● INSTRUCTIONS FOR THE TASK
Output every line below without omitting or altering anything.

Chart and figure data
______________________________
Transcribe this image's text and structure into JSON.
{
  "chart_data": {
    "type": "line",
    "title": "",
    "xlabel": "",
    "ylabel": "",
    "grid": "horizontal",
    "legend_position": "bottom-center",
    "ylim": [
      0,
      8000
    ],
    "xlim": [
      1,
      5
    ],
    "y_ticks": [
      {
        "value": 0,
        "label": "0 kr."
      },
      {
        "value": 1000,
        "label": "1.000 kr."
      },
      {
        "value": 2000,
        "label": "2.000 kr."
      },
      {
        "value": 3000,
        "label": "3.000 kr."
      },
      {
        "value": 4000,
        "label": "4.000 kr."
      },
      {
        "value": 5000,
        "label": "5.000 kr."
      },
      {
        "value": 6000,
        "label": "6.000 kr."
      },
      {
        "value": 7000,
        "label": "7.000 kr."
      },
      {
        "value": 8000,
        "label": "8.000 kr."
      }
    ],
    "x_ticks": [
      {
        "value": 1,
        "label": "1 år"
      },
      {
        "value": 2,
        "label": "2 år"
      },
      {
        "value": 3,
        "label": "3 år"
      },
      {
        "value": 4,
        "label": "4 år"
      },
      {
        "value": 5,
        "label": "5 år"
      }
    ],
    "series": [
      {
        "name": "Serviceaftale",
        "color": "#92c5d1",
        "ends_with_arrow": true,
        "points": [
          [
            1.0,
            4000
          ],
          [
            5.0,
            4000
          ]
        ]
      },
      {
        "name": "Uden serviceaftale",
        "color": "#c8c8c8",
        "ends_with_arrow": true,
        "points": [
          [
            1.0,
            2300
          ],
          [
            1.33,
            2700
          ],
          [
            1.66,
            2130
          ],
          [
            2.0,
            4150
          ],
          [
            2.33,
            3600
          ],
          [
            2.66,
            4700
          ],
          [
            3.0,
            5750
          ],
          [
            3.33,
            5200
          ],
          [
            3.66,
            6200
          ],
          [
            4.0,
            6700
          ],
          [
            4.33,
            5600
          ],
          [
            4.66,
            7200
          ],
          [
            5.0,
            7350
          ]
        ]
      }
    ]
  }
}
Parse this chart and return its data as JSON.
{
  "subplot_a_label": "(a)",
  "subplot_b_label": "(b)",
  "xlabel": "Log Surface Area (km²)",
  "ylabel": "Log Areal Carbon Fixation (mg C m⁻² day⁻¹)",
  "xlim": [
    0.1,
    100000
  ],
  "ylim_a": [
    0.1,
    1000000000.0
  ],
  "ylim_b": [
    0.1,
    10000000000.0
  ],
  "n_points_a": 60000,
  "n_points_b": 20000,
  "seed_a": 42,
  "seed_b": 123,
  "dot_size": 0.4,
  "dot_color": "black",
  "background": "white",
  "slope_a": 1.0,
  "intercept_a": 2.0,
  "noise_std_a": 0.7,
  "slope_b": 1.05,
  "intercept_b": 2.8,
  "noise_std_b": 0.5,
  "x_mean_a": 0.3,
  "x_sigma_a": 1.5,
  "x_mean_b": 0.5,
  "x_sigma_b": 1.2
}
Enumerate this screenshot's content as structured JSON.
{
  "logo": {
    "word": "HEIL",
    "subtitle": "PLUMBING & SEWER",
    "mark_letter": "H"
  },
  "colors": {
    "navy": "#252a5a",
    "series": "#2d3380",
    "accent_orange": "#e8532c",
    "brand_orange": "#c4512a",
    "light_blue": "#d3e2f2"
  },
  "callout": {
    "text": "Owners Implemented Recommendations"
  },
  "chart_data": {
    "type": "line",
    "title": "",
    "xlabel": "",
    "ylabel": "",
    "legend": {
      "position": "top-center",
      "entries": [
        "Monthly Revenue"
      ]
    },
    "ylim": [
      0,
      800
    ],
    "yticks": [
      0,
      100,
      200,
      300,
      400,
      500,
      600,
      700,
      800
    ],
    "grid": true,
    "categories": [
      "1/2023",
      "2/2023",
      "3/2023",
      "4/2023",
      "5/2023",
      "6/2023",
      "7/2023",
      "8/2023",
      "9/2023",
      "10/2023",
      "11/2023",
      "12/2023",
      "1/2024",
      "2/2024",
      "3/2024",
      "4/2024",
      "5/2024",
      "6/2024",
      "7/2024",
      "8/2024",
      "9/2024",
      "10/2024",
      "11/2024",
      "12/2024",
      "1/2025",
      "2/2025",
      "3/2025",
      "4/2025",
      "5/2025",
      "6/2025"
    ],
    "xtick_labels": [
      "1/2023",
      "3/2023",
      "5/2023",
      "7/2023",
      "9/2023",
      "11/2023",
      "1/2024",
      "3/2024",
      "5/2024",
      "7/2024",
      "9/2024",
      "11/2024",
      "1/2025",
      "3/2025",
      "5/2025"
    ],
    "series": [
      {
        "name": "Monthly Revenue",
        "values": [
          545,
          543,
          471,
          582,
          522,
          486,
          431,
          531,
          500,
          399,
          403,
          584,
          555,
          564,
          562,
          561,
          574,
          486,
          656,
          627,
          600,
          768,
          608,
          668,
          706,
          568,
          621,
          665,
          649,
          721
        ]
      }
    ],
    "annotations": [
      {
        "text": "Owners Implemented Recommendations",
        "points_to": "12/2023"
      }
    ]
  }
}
______________________________
● SOLUTION
Transcribe this image's text and structure into JSON.
{
  "chart_data": {
    "type": "line",
    "title": "",
    "xlabel": "",
    "ylabel": "",
    "grid": "horizontal",
    "legend_position": "bottom-center",
    "ylim": [
      0,
      8000
    ],
    "xlim": [
      1,
      5
    ],
    "y_ticks": [
      {
        "value": 0,
        "label": "0 kr."
      },
      {
        "value": 1000,
        "label": "1.000 kr."
      },
      {
        "value": 2000,
        "label": "2.000 kr."
      },
      {
        "value": 3000,
        "label": "3.000 kr."
      },
      {
        "value": 4000,
        "label": "4.000 kr."
      },
      {
        "value": 5000,
        "label": "5.000 kr."
      },
      {
        "value": 6000,
        "label": "6.000 kr."
      },
      {
        "value": 7000,
        "label": "7.000 kr."
      },
      {
        "value": 8000,
        "label": "8.000 kr."
      }
    ],
    "x_ticks": [
      {
        "value": 1,
        "label": "1 år"
      },
      {
        "value": 2,
        "label": "2 år"
      },
      {
        "value": 3,
        "label": "3 år"
      },
      {
        "value": 4,
        "label": "4 år"
      },
      {
        "value": 5,
        "label": "5 år"
      }
    ],
    "series": [
      {
        "name": "Serviceaftale",
        "color": "#92c5d1",
        "ends_with_arrow": true,
        "points": [
          [
            1.0,
            4000
          ],
          [
            5.0,
            4000
          ]
        ]
      },
      {
        "name": "Uden serviceaftale",
        "color": "#c8c8c8",
        "ends_with_arrow": true,
        "points": [
          [
            1.0,
            2300
          ],
          [
            1.33,
            2700
          ],
          [
            1.66,
            2130
          ],
          [
            2.0,
            4150
          ],
          [
            2.33,
            3600
          ],
          [
            2.66,
            4700
          ],
          [
            3.0,
            5750
          ],
          [
            3.33,
            5200
          ],
          [
            3.66,
            6200
          ],
          [
            4.0,
            6700
          ],
          [
            4.33,
            5600
          ],
          [
            4.66,
            7200
          ],
          [
            5.0,
            7350
          ]
        ]
      }
    ]
  }
}
Parse this chart and return its data as JSON.
{
  "subplot_a_label": "(a)",
  "subplot_b_label": "(b)",
  "xlabel": "Log Surface Area (km²)",
  "ylabel": "Log Areal Carbon Fixation (mg C m⁻² day⁻¹)",
  "xlim": [
    0.1,
    100000
  ],
  "ylim_a": [
    0.1,
    1000000000.0
  ],
  "ylim_b": [
    0.1,
    10000000000.0
  ],
  "n_points_a": 60000,
  "n_points_b": 20000,
  "seed_a": 42,
  "seed_b": 123,
  "dot_size": 0.4,
  "dot_color": "black",
  "background": "white",
  "slope_a": 1.0,
  "intercept_a": 2.0,
  "noise_std_a": 0.7,
  "slope_b": 1.05,
  "intercept_b": 2.8,
  "noise_std_b": 0.5,
  "x_mean_a": 0.3,
  "x_sigma_a": 1.5,
  "x_mean_b": 0.5,
  "x_sigma_b": 1.2
}
Enumerate this screenshot's content as structured JSON.
{
  "logo": {
    "word": "HEIL",
    "subtitle": "PLUMBING & SEWER",
    "mark_letter": "H"
  },
  "colors": {
    "navy": "#252a5a",
    "series": "#2d3380",
    "accent_orange": "#e8532c",
    "brand_orange": "#c4512a",
    "light_blue": "#d3e2f2"
  },
  "callout": {
    "text": "Owners Implemented Recommendations"
  },
  "chart_data": {
    "type": "line",
    "title": "",
    "xlabel": "",
    "ylabel": "",
    "legend": {
      "position": "top-center",
      "entries": [
        "Monthly Revenue"
      ]
    },
    "ylim": [
      0,
      800
    ],
    "yticks": [
      0,
      100,
      200,
      300,
      400,
      500,
      600,
      700,
      800
    ],
    "grid": true,
    "categories": [
      "1/2023",
      "2/2023",
      "3/2023",
      "4/2023",
      "5/2023",
      "6/2023",
      "7/2023",
      "8/2023",
      "9/2023",
      "10/2023",
      "11/2023",
      "12/2023",
      "1/2024",
      "2/2024",
      "3/2024",
      "4/2024",
      "5/2024",
      "6/2024",
      "7/2024",
      "8/2024",
      "9/2024",
      "10/2024",
      "11/2024",
      "12/2024",
      "1/2025",
      "2/2025",
      "3/2025",
      "4/2025",
      "5/2025",
      "6/2025"
    ],
    "xtick_labels": [
      "1/2023",
      "3/2023",
      "5/2023",
      "7/2023",
      "9/2023",
      "11/2023",
      "1/2024",
      "3/2024",
      "5/2024",
      "7/2024",
      "9/2024",
      "11/2024",
      "1/2025",
      "3/2025",
      "5/2025"
    ],
    "series": [
      {
        "name": "Monthly Revenue",
        "values": [
          545,
          543,
          471,
          582,
          522,
          486,
          431,
          531,
          500,
          399,
          403,
          584,
          555,
          564,
          562,
          561,
          574,
          486,
          656,
          627,
          600,
          768,
          608,
          668,
          706,
          568,
          621,
          665,
          649,
          721
        ]
      }
    ],
    "annotations": [
      {
        "text": "Owners Implemented Recommendations",
        "points_to": "12/2023"
      }
    ]
  }
}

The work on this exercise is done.